— SUPPLIED ENTRIES —
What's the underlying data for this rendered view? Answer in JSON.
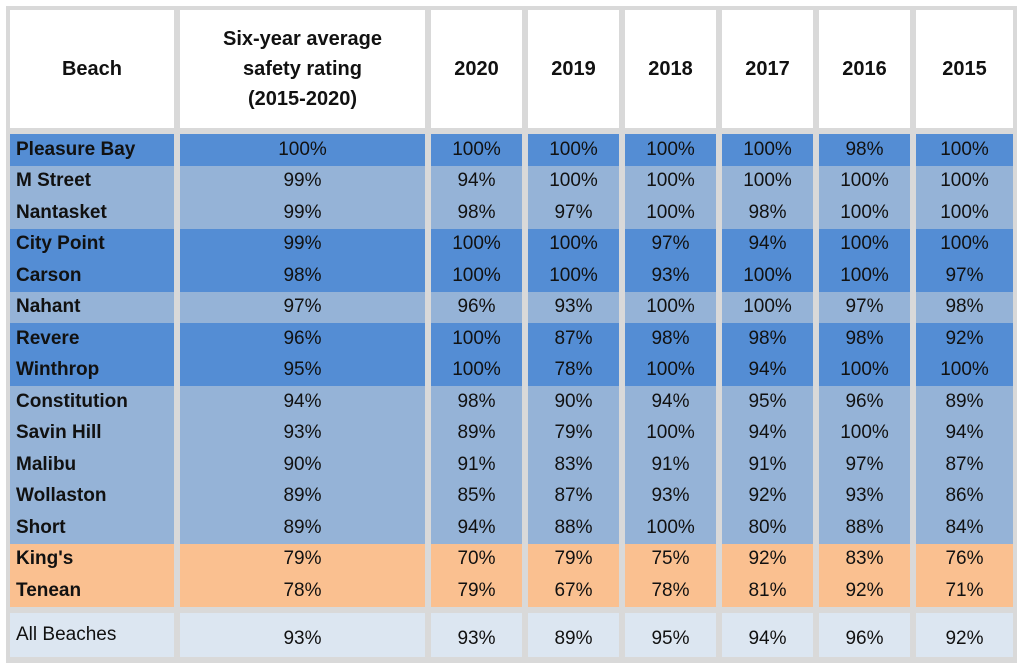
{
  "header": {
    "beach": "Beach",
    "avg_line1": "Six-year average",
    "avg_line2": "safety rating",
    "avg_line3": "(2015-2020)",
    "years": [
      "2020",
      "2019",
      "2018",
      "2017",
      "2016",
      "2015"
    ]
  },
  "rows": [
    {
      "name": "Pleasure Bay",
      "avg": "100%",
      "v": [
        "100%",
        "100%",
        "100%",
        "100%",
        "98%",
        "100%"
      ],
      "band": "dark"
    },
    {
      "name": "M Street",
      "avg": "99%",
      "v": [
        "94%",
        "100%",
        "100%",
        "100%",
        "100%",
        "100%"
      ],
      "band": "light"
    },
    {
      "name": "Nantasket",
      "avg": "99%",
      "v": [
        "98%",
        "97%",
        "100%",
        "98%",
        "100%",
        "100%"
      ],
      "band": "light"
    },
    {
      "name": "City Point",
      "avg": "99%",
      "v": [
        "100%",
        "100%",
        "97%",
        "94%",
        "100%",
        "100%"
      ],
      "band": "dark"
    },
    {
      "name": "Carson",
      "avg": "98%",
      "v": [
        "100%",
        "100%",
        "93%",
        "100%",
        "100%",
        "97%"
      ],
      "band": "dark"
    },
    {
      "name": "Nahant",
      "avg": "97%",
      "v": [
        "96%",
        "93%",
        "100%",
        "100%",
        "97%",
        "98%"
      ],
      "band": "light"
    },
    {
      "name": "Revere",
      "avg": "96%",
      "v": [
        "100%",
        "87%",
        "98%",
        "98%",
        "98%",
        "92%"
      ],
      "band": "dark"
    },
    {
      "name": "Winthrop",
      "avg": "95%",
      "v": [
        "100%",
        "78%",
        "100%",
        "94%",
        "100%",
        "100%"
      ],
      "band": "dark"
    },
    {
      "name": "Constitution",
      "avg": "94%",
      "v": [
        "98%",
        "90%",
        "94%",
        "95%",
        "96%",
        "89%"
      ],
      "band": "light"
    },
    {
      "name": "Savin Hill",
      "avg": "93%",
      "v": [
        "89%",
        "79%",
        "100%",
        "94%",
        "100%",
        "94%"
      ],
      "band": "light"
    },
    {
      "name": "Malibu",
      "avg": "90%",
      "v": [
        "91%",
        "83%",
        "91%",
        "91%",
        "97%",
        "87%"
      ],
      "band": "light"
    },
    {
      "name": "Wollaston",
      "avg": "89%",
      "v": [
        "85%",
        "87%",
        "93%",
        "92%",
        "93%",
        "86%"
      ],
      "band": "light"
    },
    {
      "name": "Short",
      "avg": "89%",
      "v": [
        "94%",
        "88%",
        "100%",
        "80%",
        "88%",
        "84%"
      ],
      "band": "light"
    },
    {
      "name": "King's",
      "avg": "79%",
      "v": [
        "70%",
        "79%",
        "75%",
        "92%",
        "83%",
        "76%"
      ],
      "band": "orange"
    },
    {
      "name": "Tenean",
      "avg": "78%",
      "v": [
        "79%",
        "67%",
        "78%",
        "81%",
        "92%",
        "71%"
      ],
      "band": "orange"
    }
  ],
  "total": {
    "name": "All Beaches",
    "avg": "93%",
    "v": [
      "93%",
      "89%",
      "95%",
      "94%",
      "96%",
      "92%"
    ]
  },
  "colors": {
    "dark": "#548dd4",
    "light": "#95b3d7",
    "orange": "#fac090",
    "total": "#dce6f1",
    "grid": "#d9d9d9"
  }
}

— WHAT YOU SHOULD DO —
Pictures are to be left out; the records above must be repeated word for word.

— WRITTEN SOLUTION —
What's the underlying data for this rendered view? Answer in JSON.
{
  "header": {
    "beach": "Beach",
    "avg_line1": "Six-year average",
    "avg_line2": "safety rating",
    "avg_line3": "(2015-2020)",
    "years": [
      "2020",
      "2019",
      "2018",
      "2017",
      "2016",
      "2015"
    ]
  },
  "rows": [
    {
      "name": "Pleasure Bay",
      "avg": "100%",
      "v": [
        "100%",
        "100%",
        "100%",
        "100%",
        "98%",
        "100%"
      ],
      "band": "dark"
    },
    {
      "name": "M Street",
      "avg": "99%",
      "v": [
        "94%",
        "100%",
        "100%",
        "100%",
        "100%",
        "100%"
      ],
      "band": "light"
    },
    {
      "name": "Nantasket",
      "avg": "99%",
      "v": [
        "98%",
        "97%",
        "100%",
        "98%",
        "100%",
        "100%"
      ],
      "band": "light"
    },
    {
      "name": "City Point",
      "avg": "99%",
      "v": [
        "100%",
        "100%",
        "97%",
        "94%",
        "100%",
        "100%"
      ],
      "band": "dark"
    },
    {
      "name": "Carson",
      "avg": "98%",
      "v": [
        "100%",
        "100%",
        "93%",
        "100%",
        "100%",
        "97%"
      ],
      "band": "dark"
    },
    {
      "name": "Nahant",
      "avg": "97%",
      "v": [
        "96%",
        "93%",
        "100%",
        "100%",
        "97%",
        "98%"
      ],
      "band": "light"
    },
    {
      "name": "Revere",
      "avg": "96%",
      "v": [
        "100%",
        "87%",
        "98%",
        "98%",
        "98%",
        "92%"
      ],
      "band": "dark"
    },
    {
      "name": "Winthrop",
      "avg": "95%",
      "v": [
        "100%",
        "78%",
        "100%",
        "94%",
        "100%",
        "100%"
      ],
      "band": "dark"
    },
    {
      "name": "Constitution",
      "avg": "94%",
      "v": [
        "98%",
        "90%",
        "94%",
        "95%",
        "96%",
        "89%"
      ],
      "band": "light"
    },
    {
      "name": "Savin Hill",
      "avg": "93%",
      "v": [
        "89%",
        "79%",
        "100%",
        "94%",
        "100%",
        "94%"
      ],
      "band": "light"
    },
    {
      "name": "Malibu",
      "avg": "90%",
      "v": [
        "91%",
        "83%",
        "91%",
        "91%",
        "97%",
        "87%"
      ],
      "band": "light"
    },
    {
      "name": "Wollaston",
      "avg": "89%",
      "v": [
        "85%",
        "87%",
        "93%",
        "92%",
        "93%",
        "86%"
      ],
      "band": "light"
    },
    {
      "name": "Short",
      "avg": "89%",
      "v": [
        "94%",
        "88%",
        "100%",
        "80%",
        "88%",
        "84%"
      ],
      "band": "light"
    },
    {
      "name": "King's",
      "avg": "79%",
      "v": [
        "70%",
        "79%",
        "75%",
        "92%",
        "83%",
        "76%"
      ],
      "band": "orange"
    },
    {
      "name": "Tenean",
      "avg": "78%",
      "v": [
        "79%",
        "67%",
        "78%",
        "81%",
        "92%",
        "71%"
      ],
      "band": "orange"
    }
  ],
  "total": {
    "name": "All Beaches",
    "avg": "93%",
    "v": [
      "93%",
      "89%",
      "95%",
      "94%",
      "96%",
      "92%"
    ]
  },
  "colors": {
    "dark": "#548dd4",
    "light": "#95b3d7",
    "orange": "#fac090",
    "total": "#dce6f1",
    "grid": "#d9d9d9"
  }
}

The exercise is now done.